Extrahierter Text:
# # #
Die kleine Wortkunde

Heute beginnt der Korruptionsprozess gegen Exbundespräsident Christian Wulff. Er soll sich von David Groenewold einiges bezahlt haben lassen: Hotel- und Babysitterkosten, 209 Euro für ein Abendessen und den Besuch auf den Wiesn. Groenewold soll Wulff dafür um eine Werbung für sein Filmprojekt gebeten haben. Ein anderer Freund Wulffs, Peter Hintze (CDU), wünscht sich nun „ein faires Verfahren, in welchem das Recht über die Stimmungsmache siegt“. Was heißt das?

FAIR wurde im 19. Jahrhundert aus dem Englischen ins Deutsche übernommen. Zuerst auch als Qualitätsbezeichnung „ausgezeichnet“ bei Warenangeboten üblich. „Fairness“ steht für moralisch einwandfreies, anständiges Verhalten – wobei die Bewertung dessen individuell und nicht gesetzlich geregelt ist.
# # #
Auflistung:
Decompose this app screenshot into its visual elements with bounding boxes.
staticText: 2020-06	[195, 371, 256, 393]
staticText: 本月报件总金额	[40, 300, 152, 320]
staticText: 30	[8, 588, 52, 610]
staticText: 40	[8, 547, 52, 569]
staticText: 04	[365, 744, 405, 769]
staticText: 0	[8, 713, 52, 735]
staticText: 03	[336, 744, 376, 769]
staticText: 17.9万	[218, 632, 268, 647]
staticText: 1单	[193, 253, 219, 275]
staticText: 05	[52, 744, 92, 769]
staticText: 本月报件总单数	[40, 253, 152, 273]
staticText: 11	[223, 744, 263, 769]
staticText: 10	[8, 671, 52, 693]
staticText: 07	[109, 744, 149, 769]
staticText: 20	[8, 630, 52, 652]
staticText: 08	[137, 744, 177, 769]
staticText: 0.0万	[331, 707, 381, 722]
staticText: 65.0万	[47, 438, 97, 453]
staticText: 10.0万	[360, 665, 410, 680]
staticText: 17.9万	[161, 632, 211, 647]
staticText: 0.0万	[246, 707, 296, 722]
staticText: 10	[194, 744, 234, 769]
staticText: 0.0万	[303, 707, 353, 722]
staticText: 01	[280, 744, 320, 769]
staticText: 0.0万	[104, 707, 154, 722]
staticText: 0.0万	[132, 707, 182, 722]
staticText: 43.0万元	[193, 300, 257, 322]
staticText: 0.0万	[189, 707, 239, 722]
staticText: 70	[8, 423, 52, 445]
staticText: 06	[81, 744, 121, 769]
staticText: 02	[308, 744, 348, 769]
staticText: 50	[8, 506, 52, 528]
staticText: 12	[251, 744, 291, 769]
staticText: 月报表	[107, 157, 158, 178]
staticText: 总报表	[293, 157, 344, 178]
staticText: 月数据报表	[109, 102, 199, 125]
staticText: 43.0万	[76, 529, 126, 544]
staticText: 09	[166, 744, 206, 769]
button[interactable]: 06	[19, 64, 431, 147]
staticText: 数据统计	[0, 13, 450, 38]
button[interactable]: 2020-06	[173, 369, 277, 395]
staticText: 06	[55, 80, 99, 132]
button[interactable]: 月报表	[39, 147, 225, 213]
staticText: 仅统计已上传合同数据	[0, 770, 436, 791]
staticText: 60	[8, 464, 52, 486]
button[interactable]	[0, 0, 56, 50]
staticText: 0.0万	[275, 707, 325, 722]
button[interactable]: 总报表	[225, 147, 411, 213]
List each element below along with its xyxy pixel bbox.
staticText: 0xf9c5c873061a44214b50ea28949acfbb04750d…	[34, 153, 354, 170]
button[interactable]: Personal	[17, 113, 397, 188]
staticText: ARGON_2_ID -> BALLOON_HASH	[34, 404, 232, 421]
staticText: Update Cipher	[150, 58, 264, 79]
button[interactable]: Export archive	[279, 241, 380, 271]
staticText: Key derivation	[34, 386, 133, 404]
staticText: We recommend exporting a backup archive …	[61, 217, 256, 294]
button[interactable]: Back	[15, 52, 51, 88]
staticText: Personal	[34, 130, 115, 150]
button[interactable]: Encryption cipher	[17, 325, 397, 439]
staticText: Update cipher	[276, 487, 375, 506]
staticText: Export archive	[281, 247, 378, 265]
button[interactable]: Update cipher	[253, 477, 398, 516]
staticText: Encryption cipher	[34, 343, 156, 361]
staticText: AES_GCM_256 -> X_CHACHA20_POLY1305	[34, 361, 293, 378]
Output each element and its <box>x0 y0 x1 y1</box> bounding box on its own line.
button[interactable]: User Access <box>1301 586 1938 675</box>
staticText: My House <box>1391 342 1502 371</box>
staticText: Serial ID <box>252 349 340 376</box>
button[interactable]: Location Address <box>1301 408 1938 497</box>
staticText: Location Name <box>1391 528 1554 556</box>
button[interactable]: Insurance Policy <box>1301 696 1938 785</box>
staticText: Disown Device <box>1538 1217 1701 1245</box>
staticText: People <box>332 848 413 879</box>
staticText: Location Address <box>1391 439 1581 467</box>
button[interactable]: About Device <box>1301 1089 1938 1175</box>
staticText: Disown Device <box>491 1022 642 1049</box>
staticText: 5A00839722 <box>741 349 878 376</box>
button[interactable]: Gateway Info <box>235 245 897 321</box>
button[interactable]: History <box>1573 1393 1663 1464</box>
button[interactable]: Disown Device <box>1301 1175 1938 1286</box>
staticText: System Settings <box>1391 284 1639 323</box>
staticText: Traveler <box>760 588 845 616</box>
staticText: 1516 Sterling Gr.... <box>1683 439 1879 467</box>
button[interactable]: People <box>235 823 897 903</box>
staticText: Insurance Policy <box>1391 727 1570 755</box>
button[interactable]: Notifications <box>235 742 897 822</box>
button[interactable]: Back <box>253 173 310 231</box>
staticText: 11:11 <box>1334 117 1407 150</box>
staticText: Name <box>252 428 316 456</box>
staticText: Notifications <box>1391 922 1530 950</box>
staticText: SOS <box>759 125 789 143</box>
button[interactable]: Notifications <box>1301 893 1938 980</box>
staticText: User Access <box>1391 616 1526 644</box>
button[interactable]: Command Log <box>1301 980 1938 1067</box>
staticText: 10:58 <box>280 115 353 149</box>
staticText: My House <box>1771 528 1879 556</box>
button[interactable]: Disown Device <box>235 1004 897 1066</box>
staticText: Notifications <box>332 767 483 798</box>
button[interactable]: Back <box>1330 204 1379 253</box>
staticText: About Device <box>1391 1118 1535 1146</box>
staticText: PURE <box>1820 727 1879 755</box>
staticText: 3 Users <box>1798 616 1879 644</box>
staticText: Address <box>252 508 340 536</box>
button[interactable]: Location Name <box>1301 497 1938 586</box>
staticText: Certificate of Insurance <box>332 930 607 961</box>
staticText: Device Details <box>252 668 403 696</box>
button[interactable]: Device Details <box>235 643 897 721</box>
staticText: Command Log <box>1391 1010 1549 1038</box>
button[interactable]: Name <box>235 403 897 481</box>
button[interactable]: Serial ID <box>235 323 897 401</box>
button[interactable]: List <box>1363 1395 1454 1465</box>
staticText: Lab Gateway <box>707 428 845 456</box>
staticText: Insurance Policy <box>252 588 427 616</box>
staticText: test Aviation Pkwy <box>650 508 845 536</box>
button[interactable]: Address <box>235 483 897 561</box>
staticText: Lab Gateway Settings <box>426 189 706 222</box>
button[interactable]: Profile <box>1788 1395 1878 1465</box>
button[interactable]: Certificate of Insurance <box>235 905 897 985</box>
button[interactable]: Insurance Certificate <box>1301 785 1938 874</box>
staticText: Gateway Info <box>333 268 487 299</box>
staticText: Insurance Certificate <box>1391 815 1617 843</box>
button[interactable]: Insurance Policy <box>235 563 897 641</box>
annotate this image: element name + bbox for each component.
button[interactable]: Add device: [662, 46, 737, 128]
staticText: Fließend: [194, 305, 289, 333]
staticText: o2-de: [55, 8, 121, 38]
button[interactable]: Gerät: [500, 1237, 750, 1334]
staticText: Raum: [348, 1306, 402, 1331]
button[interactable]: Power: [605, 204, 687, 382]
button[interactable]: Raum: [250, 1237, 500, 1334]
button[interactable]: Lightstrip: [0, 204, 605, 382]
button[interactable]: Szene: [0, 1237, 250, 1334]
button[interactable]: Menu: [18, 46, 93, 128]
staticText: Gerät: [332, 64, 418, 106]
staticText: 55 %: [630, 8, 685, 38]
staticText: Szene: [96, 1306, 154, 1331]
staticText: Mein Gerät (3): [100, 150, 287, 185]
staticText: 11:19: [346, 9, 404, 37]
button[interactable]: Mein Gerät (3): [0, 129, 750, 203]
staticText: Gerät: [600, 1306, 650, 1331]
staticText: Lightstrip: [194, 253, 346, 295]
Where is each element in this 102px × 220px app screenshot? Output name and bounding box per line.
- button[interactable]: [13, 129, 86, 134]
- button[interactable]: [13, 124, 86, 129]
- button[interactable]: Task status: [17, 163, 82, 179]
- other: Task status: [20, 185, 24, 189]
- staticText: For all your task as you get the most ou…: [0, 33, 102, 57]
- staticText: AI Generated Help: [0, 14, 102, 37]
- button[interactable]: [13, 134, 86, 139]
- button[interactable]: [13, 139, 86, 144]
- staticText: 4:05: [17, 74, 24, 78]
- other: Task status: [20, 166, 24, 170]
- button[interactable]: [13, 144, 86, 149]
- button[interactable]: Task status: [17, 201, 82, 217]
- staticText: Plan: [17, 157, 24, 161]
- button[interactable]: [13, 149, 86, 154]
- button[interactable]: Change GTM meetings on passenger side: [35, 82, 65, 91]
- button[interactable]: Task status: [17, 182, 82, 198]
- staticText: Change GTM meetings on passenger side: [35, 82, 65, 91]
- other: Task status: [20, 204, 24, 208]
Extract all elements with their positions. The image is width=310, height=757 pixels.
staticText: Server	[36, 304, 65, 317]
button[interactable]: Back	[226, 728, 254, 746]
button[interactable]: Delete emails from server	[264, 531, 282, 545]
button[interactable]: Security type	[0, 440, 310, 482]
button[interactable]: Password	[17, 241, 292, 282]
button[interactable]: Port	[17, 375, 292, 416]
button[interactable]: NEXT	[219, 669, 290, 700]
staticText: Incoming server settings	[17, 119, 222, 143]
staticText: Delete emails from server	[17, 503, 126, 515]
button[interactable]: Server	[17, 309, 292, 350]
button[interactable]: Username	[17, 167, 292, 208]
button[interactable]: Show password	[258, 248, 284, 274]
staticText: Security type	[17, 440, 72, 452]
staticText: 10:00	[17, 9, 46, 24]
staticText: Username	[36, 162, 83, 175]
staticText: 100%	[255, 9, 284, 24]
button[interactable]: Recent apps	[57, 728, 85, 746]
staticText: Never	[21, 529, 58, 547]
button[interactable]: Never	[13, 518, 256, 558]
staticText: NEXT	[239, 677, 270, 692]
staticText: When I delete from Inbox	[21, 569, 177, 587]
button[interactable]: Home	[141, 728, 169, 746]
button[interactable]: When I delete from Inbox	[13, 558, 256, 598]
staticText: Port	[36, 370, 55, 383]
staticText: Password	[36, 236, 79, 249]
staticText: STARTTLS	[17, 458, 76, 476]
# # #
Offene Aufgaben:
**1)** Geben Sie den Abschnitt aus dem extrahierten Text wortgetreu wieder, beginnend mit „FAIR wurde im“ und fortlaufend bis einschließlich „gesetzlich geregelt ist.“.
**2)** Aus welcher Sprache wurde das Wort „fair“ laut dem extrahierten Text ins Deutsche übernommen?
Stützen Sie sich nur auf den extrahierten Text.

Die Antworten:
**1)**
FAIR wurde im 19. Jahrhundert aus dem Englischen ins Deutsche übernommen. Zuerst auch als Qualitätsbezeichnung „ausgezeichnet“ bei Warenangeboten üblich. „Fairness“ steht für moralisch einwandfreies, anständiges Verhalten – wobei die Bewertung dessen individuell und nicht gesetzlich geregelt ist.

**2)** Das Wort wurde aus dem Englischen ins Deutsche übernommen.